• _Set task_
Locate the lines where "icon" occurs and copy them as they stand.

"""

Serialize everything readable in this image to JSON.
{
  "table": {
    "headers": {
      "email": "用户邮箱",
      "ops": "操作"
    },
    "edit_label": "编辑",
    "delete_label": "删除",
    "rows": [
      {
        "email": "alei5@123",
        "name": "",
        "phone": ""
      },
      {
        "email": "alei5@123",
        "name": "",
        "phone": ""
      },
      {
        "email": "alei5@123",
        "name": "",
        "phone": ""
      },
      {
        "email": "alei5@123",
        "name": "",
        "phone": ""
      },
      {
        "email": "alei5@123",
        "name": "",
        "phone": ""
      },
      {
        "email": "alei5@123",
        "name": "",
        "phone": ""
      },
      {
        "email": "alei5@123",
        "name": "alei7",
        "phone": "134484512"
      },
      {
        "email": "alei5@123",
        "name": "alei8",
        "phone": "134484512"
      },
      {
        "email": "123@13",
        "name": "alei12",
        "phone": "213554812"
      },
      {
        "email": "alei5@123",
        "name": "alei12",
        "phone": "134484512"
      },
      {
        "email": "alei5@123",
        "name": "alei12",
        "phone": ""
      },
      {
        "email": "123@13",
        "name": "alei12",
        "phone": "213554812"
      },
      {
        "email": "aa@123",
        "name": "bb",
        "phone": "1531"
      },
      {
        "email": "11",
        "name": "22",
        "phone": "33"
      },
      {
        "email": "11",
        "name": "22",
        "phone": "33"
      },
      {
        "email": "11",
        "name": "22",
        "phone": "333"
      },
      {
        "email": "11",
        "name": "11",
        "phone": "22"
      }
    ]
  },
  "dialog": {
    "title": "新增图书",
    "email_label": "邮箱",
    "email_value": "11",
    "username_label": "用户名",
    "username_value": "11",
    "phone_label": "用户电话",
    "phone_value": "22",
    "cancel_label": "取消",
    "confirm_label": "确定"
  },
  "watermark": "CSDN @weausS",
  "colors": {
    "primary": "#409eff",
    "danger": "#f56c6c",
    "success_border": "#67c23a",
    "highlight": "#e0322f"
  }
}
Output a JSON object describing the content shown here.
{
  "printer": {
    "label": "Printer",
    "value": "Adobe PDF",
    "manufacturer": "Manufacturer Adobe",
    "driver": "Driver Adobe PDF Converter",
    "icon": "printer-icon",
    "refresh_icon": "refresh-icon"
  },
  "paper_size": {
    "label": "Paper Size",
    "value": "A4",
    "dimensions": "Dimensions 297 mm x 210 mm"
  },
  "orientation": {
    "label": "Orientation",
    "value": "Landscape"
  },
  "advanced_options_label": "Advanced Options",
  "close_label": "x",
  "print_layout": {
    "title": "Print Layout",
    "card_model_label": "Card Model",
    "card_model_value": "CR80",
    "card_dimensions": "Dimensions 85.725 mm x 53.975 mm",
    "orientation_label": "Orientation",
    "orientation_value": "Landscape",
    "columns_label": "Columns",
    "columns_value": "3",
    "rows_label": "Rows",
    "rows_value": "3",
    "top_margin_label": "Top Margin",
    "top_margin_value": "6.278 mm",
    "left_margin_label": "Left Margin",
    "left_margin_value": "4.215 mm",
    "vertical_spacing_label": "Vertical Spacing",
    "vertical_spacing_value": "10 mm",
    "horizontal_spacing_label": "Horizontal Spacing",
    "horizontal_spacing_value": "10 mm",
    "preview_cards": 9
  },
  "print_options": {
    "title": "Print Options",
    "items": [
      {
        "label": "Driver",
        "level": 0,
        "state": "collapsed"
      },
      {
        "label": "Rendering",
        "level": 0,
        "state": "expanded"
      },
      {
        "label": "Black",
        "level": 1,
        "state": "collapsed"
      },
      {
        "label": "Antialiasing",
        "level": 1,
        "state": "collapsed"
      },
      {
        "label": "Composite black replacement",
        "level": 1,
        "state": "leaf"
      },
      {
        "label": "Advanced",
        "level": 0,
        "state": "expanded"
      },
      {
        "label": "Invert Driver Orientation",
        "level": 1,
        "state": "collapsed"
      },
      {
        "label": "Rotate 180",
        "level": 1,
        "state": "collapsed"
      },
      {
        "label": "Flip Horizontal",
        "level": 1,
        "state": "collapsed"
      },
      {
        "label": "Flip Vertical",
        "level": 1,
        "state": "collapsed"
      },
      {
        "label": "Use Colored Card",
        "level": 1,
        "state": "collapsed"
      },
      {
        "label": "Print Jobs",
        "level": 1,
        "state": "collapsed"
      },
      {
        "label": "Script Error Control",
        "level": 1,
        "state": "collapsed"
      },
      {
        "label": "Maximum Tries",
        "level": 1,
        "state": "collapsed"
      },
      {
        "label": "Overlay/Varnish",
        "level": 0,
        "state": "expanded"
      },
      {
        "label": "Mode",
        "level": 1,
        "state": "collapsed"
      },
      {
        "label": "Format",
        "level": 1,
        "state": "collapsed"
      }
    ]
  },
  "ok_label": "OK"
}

"""

• _Solution_
    "icon": "printer-icon",
    "refresh_icon": "refresh-icon"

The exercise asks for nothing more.